##### Information supplied
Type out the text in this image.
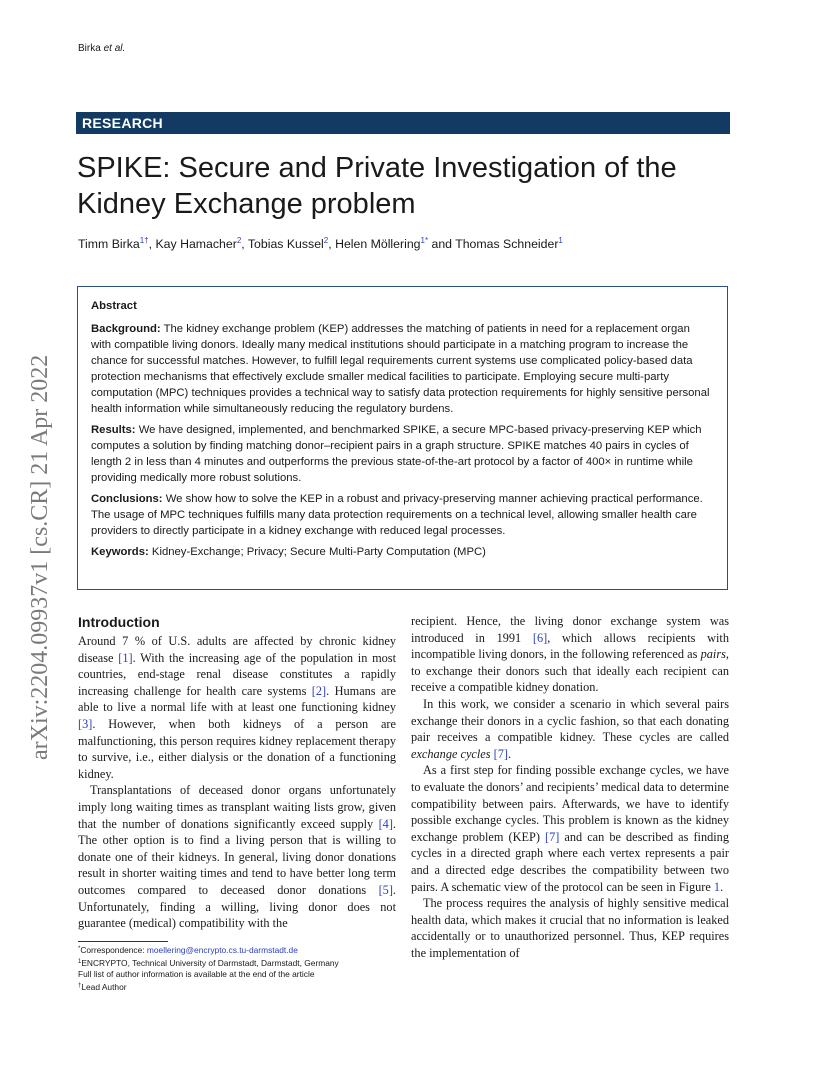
Birka et al.
RESEARCH
SPIKE: Secure and Private Investigation of the Kidney Exchange problem
Timm Birka$^{1\dagger}$, Kay Hamacher$^2$, Tobias Kussel$^2$, Helen Möllering$^{1*}$ and Thomas Schneider$^1$
arXiv:2204.09937v1 [cs.CR] 21 Apr 2022
Abstract

Background: The kidney exchange problem (KEP) addresses the matching of patients in need for a replacement organ with compatible living donors. Ideally many medical institutions should participate in a matching program to increase the chance for successful matches. However, to fulfill legal requirements current systems use complicated policy-based data protection mechanisms that effectively exclude smaller medical facilities to participate. Employing secure multi-party computation (MPC) techniques provides a technical way to satisfy data protection requirements for highly sensitive personal health information while simultaneously reducing the regulatory burdens.

Results: We have designed, implemented, and benchmarked SPIKE, a secure MPC-based privacy-preserving KEP which computes a solution by finding matching donor–recipient pairs in a graph structure. SPIKE matches 40 pairs in cycles of length 2 in less than 4 minutes and outperforms the previous state-of-the-art protocol by a factor of 400× in runtime while providing medically more robust solutions.

Conclusions: We show how to solve the KEP in a robust and privacy-preserving manner achieving practical performance. The usage of MPC techniques fulfills many data protection requirements on a technical level, allowing smaller health care providers to directly participate in a kidney exchange with reduced legal processes.

Keywords: Kidney-Exchange; Privacy; Secure Multi-Party Computation (MPC)

Introduction

Around 7 % of U.S. adults are affected by chronic kidney disease [1]. With the increasing age of the population in most countries, end-stage renal disease constitutes a rapidly increasing challenge for health care systems [2]. Humans are able to live a normal life with at least one functioning kidney [3]. However, when both kidneys of a person are malfunctioning, this person requires kidney replacement therapy to survive, i.e., either dialysis or the donation of a functioning kidney.

Transplantations of deceased donor organs unfortunately imply long waiting times as transplant waiting lists grow, given that the number of donations significantly exceed supply [4]. The other option is to find a living person that is willing to donate one of their kidneys. In general, living donor donations result in shorter waiting times and tend to have better long term outcomes compared to deceased donor donations [5]. Unfortunately, finding a willing, living donor does not guarantee (medical) compatibility with the

recipient. Hence, the living donor exchange system was introduced in 1991 [6], which allows recipients with incompatible living donors, in the following referenced as pairs, to exchange their donors such that ideally each recipient can receive a compatible kidney donation.

In this work, we consider a scenario in which several pairs exchange their donors in a cyclic fashion, so that each donating pair receives a compatible kidney. These cycles are called exchange cycles [7].

As a first step for finding possible exchange cycles, we have to evaluate the donors’ and recipients’ medical data to determine compatibility between pairs. Afterwards, we have to identify possible exchange cycles. This problem is known as the kidney exchange problem (KEP) [7] and can be described as finding cycles in a directed graph where each vertex represents a pair and a directed edge describes the compatibility between two pairs. A schematic view of the protocol can be seen in Figure 1.

The process requires the analysis of highly sensitive medical health data, which makes it crucial that no information is leaked accidentally or to unauthorized personnel. Thus, KEP requires the implementation of

*Correspondence: moellering@encrypto.cs.tu-darmstadt.de
$^1$ENCRYPTO, Technical University of Darmstadt, Darmstadt, Germany
Full list of author information is available at the end of the article
†Lead Author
##########
## The problem
Each line above that contains "protocol" counts once; report the total of such lines and nothing more.

## Your solution
2